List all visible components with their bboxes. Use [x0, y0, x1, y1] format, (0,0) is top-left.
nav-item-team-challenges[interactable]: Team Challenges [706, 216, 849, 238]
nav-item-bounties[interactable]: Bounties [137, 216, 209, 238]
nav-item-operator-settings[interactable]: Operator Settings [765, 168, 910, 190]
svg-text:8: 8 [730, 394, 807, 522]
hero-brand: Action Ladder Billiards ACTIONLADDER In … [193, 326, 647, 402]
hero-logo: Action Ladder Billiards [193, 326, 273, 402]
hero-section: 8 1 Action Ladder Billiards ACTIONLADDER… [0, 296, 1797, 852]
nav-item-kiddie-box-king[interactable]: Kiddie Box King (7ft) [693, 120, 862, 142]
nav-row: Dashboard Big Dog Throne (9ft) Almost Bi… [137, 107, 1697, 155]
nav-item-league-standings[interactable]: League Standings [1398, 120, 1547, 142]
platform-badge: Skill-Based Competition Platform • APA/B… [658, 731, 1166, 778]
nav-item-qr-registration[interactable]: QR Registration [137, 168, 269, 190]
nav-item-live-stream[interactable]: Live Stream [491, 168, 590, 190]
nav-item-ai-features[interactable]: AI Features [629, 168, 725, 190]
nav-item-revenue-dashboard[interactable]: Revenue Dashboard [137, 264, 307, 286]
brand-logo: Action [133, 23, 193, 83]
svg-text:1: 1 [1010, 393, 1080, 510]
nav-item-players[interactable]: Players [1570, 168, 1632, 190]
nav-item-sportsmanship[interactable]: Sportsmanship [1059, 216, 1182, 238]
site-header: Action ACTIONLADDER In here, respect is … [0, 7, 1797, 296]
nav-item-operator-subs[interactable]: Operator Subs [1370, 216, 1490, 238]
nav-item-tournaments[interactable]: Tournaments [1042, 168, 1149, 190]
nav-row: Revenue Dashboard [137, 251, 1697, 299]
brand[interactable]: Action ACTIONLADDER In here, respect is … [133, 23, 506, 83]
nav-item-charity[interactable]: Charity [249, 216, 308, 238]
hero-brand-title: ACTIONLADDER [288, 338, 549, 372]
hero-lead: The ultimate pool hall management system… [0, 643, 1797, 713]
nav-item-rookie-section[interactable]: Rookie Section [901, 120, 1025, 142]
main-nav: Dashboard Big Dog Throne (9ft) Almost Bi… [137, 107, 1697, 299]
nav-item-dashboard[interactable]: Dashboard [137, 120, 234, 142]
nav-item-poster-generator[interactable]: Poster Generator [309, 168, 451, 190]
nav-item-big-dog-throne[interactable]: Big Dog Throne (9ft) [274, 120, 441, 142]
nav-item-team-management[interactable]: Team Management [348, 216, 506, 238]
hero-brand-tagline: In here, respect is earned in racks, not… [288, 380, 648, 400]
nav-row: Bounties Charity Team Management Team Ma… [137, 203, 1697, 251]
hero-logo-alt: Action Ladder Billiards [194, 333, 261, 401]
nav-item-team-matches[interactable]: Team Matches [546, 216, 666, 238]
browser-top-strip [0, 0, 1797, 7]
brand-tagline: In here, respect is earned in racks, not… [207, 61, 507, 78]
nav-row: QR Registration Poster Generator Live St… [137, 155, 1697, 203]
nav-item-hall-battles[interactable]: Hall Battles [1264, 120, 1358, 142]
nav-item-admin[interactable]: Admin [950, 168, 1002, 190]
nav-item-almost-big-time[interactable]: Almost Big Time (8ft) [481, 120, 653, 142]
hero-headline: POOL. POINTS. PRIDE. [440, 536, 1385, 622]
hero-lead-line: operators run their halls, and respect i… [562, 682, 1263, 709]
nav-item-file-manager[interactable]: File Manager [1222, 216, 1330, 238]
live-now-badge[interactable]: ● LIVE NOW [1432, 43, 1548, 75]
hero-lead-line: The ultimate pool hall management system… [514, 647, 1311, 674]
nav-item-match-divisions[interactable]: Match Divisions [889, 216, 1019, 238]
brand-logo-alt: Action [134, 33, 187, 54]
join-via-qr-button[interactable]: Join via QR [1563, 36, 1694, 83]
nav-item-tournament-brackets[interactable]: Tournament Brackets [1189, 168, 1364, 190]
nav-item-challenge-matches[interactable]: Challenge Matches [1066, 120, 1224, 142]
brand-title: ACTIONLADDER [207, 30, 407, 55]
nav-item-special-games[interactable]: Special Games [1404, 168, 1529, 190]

§ **Written exercise**: Give the listing above as a Markdown table with the columns No and Text. Put the row number under No and the full line under Text, and leave out any blank lines.

§ **Response for this exercise**:
| No | Text |
|---|---|
| 1 | List all visible components with their bboxes. Use [x0, y0, x1, y1] format, (0,0) is top-left. |
| 2 | nav-item-team-challenges[interactable]: Team Challenges [706, 216, 849, 238] |
| 3 | nav-item-bounties[interactable]: Bounties [137, 216, 209, 238] |
| 4 | nav-item-operator-settings[interactable]: Operator Settings [765, 168, 910, 190] |
| 5 | svg-text:8: 8 [730, 394, 807, 522] |
| 6 | hero-brand: Action Ladder Billiards ACTIONLADDER In … [193, 326, 647, 402] |
| 7 | hero-logo: Action Ladder Billiards [193, 326, 273, 402] |
| 8 | hero-section: 8 1 Action Ladder Billiards ACTIONLADDER… [0, 296, 1797, 852] |
| 9 | nav-item-kiddie-box-king[interactable]: Kiddie Box King (7ft) [693, 120, 862, 142] |
| 10 | nav-row: Dashboard Big Dog Throne (9ft) Almost Bi… [137, 107, 1697, 155] |
| 11 | nav-item-league-standings[interactable]: League Standings [1398, 120, 1547, 142] |
| 12 | platform-badge: Skill-Based Competition Platform • APA/B… [658, 731, 1166, 778] |
| 13 | nav-item-qr-registration[interactable]: QR Registration [137, 168, 269, 190] |
| 14 | nav-item-live-stream[interactable]: Live Stream [491, 168, 590, 190] |
| 15 | nav-item-ai-features[interactable]: AI Features [629, 168, 725, 190] |
| 16 | nav-item-revenue-dashboard[interactable]: Revenue Dashboard [137, 264, 307, 286] |
| 17 | brand-logo: Action [133, 23, 193, 83] |
| 18 | svg-text:1: 1 [1010, 393, 1080, 510] |
| 19 | nav-item-players[interactable]: Players [1570, 168, 1632, 190] |
| 20 | nav-item-sportsmanship[interactable]: Sportsmanship [1059, 216, 1182, 238] |
| 21 | site-header: Action ACTIONLADDER In here, respect is … [0, 7, 1797, 296] |
| 22 | nav-item-operator-subs[interactable]: Operator Subs [1370, 216, 1490, 238] |
| 23 | nav-item-tournaments[interactable]: Tournaments [1042, 168, 1149, 190] |
| 24 | nav-row: Revenue Dashboard [137, 251, 1697, 299] |
| 25 | brand[interactable]: Action ACTIONLADDER In here, respect is … [133, 23, 506, 83] |
| 26 | nav-item-charity[interactable]: Charity [249, 216, 308, 238] |
| 27 | hero-brand-title: ACTIONLADDER [288, 338, 549, 372] |
| 28 | hero-lead: The ultimate pool hall management system… [0, 643, 1797, 713] |
| 29 | nav-item-rookie-section[interactable]: Rookie Section [901, 120, 1025, 142] |
| 30 | main-nav: Dashboard Big Dog Throne (9ft) Almost Bi… [137, 107, 1697, 299] |
| 31 | nav-item-dashboard[interactable]: Dashboard [137, 120, 234, 142] |
| 32 | nav-item-poster-generator[interactable]: Poster Generator [309, 168, 451, 190] |
| 33 | nav-item-big-dog-throne[interactable]: Big Dog Throne (9ft) [274, 120, 441, 142] |
| 34 | nav-item-team-management[interactable]: Team Management [348, 216, 506, 238] |
| 35 | hero-brand-tagline: In here, respect is earned in racks, not… [288, 380, 648, 400] |
| 36 | nav-row: Bounties Charity Team Management Team Ma… [137, 203, 1697, 251] |
| 37 | hero-logo-alt: Action Ladder Billiards [194, 333, 261, 401] |
| 38 | nav-item-team-matches[interactable]: Team Matches [546, 216, 666, 238] |
| 39 | browser-top-strip [0, 0, 1797, 7] |
| 40 | brand-tagline: In here, respect is earned in racks, not… [207, 61, 507, 78] |
| 41 | nav-row: QR Registration Poster Generator Live St… [137, 155, 1697, 203] |
| 42 | nav-item-hall-battles[interactable]: Hall Battles [1264, 120, 1358, 142] |
| 43 | nav-item-admin[interactable]: Admin [950, 168, 1002, 190] |
| 44 | nav-item-almost-big-time[interactable]: Almost Big Time (8ft) [481, 120, 653, 142] |
| 45 | hero-headline: POOL. POINTS. PRIDE. [440, 536, 1385, 622] |
| 46 | hero-lead-line: operators run their halls, and respect i… [562, 682, 1263, 709] |
| 47 | nav-item-file-manager[interactable]: File Manager [1222, 216, 1330, 238] |
| 48 | live-now-badge[interactable]: ● LIVE NOW [1432, 43, 1548, 75] |
| 49 | hero-lead-line: The ultimate pool hall management system… [514, 647, 1311, 674] |
| 50 | nav-item-match-divisions[interactable]: Match Divisions [889, 216, 1019, 238] |
| 51 | brand-logo-alt: Action [134, 33, 187, 54] |
| 52 | join-via-qr-button[interactable]: Join via QR [1563, 36, 1694, 83] |
| 53 | nav-item-tournament-brackets[interactable]: Tournament Brackets [1189, 168, 1364, 190] |
| 54 | nav-item-challenge-matches[interactable]: Challenge Matches [1066, 120, 1224, 142] |
| 55 | brand-title: ACTIONLADDER [207, 30, 407, 55] |
| 56 | nav-item-special-games[interactable]: Special Games [1404, 168, 1529, 190] |